Go through the listing and pick out each line with the word "JSON" in it.

::: Entries :::

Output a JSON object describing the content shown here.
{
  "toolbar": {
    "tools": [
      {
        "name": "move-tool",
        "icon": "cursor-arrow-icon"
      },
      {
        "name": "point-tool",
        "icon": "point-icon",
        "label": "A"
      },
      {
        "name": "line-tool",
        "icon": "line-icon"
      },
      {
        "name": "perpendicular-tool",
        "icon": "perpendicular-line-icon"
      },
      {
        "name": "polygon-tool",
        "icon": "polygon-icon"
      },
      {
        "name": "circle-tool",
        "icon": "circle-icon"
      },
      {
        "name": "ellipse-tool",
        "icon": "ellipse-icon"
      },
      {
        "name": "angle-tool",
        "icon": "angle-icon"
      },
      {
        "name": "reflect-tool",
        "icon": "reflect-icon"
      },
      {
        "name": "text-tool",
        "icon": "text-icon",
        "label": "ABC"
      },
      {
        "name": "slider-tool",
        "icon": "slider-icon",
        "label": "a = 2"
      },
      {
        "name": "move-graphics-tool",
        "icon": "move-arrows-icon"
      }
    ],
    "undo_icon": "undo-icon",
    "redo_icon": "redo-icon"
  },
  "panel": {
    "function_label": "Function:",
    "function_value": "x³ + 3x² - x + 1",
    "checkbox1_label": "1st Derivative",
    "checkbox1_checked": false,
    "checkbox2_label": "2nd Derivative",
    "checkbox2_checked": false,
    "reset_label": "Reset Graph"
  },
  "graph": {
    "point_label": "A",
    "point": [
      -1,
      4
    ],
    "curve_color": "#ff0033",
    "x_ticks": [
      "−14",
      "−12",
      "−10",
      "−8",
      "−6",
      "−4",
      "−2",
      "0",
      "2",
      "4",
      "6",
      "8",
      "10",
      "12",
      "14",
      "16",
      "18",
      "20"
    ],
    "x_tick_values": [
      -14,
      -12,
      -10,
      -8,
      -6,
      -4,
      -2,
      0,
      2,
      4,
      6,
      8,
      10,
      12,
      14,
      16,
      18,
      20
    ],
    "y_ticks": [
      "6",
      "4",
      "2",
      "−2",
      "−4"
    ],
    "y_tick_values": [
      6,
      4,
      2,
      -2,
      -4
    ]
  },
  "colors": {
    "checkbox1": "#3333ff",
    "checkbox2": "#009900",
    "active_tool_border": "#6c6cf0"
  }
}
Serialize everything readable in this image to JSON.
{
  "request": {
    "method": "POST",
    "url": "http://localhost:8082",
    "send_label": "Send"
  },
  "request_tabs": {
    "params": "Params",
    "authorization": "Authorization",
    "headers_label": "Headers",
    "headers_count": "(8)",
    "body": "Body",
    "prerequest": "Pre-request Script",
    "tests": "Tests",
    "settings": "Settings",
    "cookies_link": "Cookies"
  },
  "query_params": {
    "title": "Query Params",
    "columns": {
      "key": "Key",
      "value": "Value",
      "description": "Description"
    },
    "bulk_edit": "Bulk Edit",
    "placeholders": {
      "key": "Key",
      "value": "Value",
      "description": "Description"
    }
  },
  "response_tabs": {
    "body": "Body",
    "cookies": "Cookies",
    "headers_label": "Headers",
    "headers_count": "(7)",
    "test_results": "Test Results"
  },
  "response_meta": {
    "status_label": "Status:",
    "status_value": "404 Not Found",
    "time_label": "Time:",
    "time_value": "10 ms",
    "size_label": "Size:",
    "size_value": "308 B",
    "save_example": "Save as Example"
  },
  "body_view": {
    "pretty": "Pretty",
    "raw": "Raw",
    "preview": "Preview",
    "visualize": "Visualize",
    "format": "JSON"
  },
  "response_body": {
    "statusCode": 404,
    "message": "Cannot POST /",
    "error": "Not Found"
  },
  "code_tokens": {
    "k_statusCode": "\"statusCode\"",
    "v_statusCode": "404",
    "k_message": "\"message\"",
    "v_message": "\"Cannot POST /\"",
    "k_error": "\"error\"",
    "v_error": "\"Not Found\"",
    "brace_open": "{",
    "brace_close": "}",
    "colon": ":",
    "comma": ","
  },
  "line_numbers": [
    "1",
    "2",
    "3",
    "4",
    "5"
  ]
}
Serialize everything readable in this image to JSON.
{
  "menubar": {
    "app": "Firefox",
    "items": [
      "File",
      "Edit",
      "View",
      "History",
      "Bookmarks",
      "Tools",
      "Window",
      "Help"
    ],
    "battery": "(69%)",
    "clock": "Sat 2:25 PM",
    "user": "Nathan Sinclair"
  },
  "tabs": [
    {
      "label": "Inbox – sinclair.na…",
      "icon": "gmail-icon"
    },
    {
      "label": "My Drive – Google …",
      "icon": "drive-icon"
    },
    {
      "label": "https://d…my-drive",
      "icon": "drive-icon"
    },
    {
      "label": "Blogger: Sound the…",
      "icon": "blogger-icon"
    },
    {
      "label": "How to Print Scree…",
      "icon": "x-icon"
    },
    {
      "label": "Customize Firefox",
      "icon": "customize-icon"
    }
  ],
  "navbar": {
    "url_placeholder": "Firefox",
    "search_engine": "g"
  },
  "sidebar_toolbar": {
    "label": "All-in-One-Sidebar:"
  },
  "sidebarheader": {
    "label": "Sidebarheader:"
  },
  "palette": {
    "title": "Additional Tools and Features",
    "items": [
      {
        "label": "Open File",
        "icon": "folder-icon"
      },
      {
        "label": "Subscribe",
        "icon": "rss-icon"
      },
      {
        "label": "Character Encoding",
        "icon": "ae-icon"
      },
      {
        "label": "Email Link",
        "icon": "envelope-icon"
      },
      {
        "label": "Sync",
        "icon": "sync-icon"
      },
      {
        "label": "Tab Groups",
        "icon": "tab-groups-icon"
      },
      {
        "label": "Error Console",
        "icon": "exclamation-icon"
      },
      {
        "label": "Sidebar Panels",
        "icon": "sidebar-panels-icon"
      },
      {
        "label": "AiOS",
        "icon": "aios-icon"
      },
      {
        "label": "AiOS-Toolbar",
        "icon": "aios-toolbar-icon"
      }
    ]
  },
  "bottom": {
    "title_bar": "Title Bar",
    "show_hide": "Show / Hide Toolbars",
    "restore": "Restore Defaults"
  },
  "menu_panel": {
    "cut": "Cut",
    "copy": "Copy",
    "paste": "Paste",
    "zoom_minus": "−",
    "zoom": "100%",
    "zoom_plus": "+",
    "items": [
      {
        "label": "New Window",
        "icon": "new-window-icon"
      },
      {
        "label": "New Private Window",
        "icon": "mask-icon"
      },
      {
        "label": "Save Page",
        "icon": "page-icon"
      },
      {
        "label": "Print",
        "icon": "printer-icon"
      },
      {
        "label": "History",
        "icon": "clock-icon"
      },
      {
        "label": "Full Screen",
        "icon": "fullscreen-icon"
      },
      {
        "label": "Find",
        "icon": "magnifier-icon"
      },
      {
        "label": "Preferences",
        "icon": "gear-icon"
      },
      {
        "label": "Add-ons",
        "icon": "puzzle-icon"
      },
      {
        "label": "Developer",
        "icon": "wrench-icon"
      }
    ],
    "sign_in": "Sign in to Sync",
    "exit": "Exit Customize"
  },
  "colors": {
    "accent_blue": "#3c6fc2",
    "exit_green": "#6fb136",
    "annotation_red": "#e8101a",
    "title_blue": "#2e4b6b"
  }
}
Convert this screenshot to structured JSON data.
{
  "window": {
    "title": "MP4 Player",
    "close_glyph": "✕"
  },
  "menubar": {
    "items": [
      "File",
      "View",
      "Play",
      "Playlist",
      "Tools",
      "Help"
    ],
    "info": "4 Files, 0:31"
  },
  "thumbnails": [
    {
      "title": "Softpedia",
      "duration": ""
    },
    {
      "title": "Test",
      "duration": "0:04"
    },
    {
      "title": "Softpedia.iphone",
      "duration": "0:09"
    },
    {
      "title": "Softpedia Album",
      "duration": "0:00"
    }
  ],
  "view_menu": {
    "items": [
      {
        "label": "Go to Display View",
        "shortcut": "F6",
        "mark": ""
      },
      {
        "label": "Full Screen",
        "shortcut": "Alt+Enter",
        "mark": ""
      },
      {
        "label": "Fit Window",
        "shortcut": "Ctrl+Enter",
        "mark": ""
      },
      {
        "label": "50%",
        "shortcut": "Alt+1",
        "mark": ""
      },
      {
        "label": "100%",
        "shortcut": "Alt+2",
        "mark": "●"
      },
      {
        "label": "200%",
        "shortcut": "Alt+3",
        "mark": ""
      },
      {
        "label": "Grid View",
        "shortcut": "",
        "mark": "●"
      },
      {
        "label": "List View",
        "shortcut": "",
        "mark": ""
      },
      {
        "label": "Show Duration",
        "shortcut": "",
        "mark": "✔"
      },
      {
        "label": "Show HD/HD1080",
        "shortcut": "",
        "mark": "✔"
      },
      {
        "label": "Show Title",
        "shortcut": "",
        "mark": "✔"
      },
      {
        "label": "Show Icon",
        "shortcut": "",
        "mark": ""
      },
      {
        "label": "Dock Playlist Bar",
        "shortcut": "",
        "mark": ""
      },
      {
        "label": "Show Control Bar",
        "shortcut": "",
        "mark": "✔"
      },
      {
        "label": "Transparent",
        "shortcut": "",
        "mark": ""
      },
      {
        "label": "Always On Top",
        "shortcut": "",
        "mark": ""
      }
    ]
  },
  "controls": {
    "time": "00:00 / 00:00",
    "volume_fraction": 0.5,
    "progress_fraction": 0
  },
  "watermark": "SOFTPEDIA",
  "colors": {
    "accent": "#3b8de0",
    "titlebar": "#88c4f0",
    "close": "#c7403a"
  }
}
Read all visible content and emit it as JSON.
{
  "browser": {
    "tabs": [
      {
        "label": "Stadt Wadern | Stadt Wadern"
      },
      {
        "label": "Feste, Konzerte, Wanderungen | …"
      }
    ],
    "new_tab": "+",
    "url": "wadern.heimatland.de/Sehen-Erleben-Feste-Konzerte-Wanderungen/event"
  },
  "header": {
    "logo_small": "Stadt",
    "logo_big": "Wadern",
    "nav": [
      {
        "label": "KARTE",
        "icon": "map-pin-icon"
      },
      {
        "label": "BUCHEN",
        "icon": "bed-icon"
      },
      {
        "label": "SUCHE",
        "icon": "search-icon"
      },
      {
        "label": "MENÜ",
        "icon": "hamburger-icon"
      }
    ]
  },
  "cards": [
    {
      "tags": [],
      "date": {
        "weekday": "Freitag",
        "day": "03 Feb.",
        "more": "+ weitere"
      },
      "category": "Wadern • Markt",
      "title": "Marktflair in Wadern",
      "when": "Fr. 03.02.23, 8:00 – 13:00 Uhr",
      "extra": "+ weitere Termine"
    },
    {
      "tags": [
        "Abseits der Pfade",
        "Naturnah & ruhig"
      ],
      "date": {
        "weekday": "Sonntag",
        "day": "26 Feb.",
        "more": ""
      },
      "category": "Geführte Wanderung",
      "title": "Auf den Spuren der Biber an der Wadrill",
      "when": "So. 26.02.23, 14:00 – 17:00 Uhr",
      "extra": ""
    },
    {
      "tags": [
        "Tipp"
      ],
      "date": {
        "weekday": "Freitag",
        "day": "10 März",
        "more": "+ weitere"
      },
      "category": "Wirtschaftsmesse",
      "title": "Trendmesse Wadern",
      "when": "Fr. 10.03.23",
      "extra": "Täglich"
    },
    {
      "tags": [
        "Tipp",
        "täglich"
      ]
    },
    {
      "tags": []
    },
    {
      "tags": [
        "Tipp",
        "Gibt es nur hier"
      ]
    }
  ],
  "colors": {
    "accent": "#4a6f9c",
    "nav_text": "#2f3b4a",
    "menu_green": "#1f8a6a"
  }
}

:::

Task solution:
Output a JSON object describing the content shown here.
Serialize everything readable in this image to JSON.
    "format": "JSON"
Serialize everything readable in this image to JSON.
Convert this screenshot to structured JSON data.
Read all visible content and emit it as JSON.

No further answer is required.